> Supplied entries:
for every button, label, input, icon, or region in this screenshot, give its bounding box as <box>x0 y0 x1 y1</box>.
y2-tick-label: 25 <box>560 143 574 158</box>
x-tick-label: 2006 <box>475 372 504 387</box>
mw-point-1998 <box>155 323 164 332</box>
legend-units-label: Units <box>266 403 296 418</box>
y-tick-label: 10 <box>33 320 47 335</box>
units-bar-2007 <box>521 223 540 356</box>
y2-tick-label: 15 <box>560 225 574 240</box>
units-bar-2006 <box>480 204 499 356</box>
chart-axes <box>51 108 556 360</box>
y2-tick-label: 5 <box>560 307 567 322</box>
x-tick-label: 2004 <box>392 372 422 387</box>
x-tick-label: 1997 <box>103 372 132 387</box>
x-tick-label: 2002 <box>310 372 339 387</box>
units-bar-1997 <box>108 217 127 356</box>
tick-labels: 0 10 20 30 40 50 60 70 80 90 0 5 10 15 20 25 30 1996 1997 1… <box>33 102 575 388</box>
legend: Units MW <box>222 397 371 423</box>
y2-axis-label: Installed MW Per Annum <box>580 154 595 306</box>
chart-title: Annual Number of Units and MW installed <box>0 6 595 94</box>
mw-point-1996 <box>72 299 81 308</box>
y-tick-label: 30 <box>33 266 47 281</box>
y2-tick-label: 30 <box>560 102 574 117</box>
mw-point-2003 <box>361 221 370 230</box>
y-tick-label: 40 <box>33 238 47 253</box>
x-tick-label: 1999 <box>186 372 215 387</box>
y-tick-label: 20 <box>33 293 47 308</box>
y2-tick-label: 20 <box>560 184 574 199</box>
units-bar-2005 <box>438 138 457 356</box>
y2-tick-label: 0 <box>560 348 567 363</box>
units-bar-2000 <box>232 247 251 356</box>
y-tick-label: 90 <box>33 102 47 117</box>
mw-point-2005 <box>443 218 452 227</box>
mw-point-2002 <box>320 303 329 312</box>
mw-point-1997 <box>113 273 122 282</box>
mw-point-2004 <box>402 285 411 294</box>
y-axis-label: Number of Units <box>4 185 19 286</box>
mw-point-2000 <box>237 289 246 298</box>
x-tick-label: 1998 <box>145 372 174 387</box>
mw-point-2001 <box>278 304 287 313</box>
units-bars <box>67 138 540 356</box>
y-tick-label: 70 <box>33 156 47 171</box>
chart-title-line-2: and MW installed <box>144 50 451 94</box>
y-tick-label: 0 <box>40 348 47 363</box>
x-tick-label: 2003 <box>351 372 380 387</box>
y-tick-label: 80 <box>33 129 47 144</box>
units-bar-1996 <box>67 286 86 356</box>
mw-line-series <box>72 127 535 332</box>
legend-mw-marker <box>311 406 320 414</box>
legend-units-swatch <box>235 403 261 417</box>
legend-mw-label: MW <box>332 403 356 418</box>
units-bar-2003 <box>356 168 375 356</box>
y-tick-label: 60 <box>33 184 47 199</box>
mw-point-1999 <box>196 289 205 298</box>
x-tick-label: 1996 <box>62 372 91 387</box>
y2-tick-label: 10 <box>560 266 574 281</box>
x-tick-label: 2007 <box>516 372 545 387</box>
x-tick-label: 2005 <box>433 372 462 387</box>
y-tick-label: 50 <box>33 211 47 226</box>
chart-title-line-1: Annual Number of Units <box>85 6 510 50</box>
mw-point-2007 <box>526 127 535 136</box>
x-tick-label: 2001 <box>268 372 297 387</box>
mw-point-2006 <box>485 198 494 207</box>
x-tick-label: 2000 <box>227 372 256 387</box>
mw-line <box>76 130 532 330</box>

> Exercise objective: Copy all the records above word for word, keeping every line as it is.

> Reply:
for every button, label, input, icon, or region in this screenshot, give its bounding box as <box>x0 y0 x1 y1</box>.
y2-tick-label: 25 <box>560 143 574 158</box>
x-tick-label: 2006 <box>475 372 504 387</box>
mw-point-1998 <box>155 323 164 332</box>
legend-units-label: Units <box>266 403 296 418</box>
y-tick-label: 10 <box>33 320 47 335</box>
units-bar-2007 <box>521 223 540 356</box>
y2-tick-label: 15 <box>560 225 574 240</box>
units-bar-2006 <box>480 204 499 356</box>
chart-axes <box>51 108 556 360</box>
y2-tick-label: 5 <box>560 307 567 322</box>
x-tick-label: 2004 <box>392 372 422 387</box>
x-tick-label: 1997 <box>103 372 132 387</box>
x-tick-label: 2002 <box>310 372 339 387</box>
units-bar-1997 <box>108 217 127 356</box>
tick-labels: 0 10 20 30 40 50 60 70 80 90 0 5 10 15 20 25 30 1996 1997 1… <box>33 102 575 388</box>
legend: Units MW <box>222 397 371 423</box>
y2-axis-label: Installed MW Per Annum <box>580 154 595 306</box>
chart-title: Annual Number of Units and MW installed <box>0 6 595 94</box>
mw-point-1996 <box>72 299 81 308</box>
y-tick-label: 30 <box>33 266 47 281</box>
y2-tick-label: 30 <box>560 102 574 117</box>
mw-point-2003 <box>361 221 370 230</box>
y-tick-label: 40 <box>33 238 47 253</box>
x-tick-label: 1999 <box>186 372 215 387</box>
y-tick-label: 20 <box>33 293 47 308</box>
y2-tick-label: 20 <box>560 184 574 199</box>
units-bar-2005 <box>438 138 457 356</box>
y2-tick-label: 0 <box>560 348 567 363</box>
units-bar-2000 <box>232 247 251 356</box>
y-tick-label: 90 <box>33 102 47 117</box>
mw-point-2005 <box>443 218 452 227</box>
mw-point-2002 <box>320 303 329 312</box>
mw-point-1997 <box>113 273 122 282</box>
mw-point-2004 <box>402 285 411 294</box>
y-axis-label: Number of Units <box>4 185 19 286</box>
mw-point-2000 <box>237 289 246 298</box>
x-tick-label: 1998 <box>145 372 174 387</box>
mw-point-2001 <box>278 304 287 313</box>
units-bars <box>67 138 540 356</box>
y-tick-label: 70 <box>33 156 47 171</box>
chart-title-line-2: and MW installed <box>144 50 451 94</box>
y-tick-label: 0 <box>40 348 47 363</box>
x-tick-label: 2003 <box>351 372 380 387</box>
y-tick-label: 80 <box>33 129 47 144</box>
units-bar-1996 <box>67 286 86 356</box>
mw-line-series <box>72 127 535 332</box>
legend-mw-marker <box>311 406 320 414</box>
legend-units-swatch <box>235 403 261 417</box>
legend-mw-label: MW <box>332 403 356 418</box>
units-bar-2003 <box>356 168 375 356</box>
y-tick-label: 60 <box>33 184 47 199</box>
mw-point-1999 <box>196 289 205 298</box>
x-tick-label: 1996 <box>62 372 91 387</box>
y2-tick-label: 10 <box>560 266 574 281</box>
x-tick-label: 2007 <box>516 372 545 387</box>
x-tick-label: 2005 <box>433 372 462 387</box>
y-tick-label: 50 <box>33 211 47 226</box>
chart-title-line-1: Annual Number of Units <box>85 6 510 50</box>
mw-point-2007 <box>526 127 535 136</box>
x-tick-label: 2001 <box>268 372 297 387</box>
mw-point-2006 <box>485 198 494 207</box>
x-tick-label: 2000 <box>227 372 256 387</box>
mw-line <box>76 130 532 330</box>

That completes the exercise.